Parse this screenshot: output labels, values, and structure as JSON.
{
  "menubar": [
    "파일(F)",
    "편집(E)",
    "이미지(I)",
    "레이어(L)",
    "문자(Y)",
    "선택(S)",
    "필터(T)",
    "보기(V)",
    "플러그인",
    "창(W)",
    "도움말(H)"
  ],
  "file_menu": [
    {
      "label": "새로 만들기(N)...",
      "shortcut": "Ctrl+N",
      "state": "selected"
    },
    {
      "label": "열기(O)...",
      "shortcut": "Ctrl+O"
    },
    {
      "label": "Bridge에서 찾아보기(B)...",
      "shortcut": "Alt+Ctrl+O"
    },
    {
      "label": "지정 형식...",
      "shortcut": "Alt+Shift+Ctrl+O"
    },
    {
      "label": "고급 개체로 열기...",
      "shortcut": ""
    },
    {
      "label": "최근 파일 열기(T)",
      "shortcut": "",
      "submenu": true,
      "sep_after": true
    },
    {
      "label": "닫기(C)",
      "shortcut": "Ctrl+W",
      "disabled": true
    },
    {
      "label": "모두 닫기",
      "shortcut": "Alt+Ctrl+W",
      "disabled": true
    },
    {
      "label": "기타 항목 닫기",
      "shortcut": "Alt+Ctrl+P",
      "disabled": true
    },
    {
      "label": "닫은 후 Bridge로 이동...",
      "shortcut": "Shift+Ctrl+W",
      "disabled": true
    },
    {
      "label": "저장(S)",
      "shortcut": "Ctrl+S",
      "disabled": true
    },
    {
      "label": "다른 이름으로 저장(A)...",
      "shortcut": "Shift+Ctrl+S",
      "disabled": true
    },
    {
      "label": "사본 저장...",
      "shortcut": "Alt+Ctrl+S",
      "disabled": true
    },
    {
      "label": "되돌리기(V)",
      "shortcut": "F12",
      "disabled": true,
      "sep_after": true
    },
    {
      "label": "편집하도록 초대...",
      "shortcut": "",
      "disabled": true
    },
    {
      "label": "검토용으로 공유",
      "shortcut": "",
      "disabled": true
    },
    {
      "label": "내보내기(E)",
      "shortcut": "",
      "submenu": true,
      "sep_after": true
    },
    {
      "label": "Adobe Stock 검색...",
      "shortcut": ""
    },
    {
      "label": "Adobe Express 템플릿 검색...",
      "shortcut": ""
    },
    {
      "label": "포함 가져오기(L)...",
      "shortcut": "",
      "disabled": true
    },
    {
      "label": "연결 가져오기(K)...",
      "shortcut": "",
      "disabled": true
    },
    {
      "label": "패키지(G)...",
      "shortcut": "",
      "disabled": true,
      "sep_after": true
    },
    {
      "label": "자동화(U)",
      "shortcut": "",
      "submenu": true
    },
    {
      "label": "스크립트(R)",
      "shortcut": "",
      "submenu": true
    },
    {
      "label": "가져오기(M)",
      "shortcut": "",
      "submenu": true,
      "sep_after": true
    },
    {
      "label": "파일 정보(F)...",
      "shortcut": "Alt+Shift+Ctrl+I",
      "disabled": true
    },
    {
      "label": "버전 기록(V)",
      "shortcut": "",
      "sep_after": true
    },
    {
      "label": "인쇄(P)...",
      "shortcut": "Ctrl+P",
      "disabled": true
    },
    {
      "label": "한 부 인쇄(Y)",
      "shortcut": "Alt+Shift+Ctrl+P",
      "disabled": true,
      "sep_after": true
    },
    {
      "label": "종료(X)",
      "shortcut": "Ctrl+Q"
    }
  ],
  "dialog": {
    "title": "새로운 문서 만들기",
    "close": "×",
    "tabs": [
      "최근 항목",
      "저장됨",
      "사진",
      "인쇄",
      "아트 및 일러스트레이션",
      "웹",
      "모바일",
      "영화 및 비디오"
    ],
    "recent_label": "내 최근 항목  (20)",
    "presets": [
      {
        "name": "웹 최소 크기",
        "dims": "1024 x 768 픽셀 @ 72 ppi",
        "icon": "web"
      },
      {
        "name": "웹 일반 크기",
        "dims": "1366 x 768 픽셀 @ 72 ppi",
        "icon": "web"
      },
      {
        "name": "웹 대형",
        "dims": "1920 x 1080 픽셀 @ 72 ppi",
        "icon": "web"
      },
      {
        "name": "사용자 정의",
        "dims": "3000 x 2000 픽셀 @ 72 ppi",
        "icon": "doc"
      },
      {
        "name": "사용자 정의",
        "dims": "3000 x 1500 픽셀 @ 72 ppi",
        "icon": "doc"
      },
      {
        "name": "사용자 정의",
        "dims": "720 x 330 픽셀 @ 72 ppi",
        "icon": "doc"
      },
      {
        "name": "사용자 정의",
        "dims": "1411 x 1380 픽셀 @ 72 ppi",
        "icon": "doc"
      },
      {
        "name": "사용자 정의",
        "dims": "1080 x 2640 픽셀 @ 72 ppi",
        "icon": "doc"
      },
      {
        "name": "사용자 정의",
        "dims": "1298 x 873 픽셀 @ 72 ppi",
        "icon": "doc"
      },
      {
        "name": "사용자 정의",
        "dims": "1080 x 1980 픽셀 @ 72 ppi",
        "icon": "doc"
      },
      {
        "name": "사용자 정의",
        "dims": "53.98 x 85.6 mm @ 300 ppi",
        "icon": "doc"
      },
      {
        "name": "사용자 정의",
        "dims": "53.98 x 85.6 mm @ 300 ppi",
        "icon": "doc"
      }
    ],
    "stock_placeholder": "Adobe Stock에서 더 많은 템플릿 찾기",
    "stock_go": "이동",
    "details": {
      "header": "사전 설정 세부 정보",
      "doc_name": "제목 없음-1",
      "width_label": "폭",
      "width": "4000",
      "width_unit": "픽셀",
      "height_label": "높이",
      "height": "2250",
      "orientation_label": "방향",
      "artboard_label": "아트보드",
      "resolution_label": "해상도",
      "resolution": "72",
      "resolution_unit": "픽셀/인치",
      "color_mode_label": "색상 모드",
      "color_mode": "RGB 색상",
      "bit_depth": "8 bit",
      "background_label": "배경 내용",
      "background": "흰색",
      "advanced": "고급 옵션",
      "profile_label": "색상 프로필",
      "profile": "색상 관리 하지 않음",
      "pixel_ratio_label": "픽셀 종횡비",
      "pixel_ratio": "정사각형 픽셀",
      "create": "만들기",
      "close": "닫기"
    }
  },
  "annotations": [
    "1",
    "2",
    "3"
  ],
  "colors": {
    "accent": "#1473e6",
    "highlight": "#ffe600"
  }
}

◆ **Set task**
Determine how many lines above contain "Adobe" as a word or string. Give the number alone.

◆ **Exercise answer**
3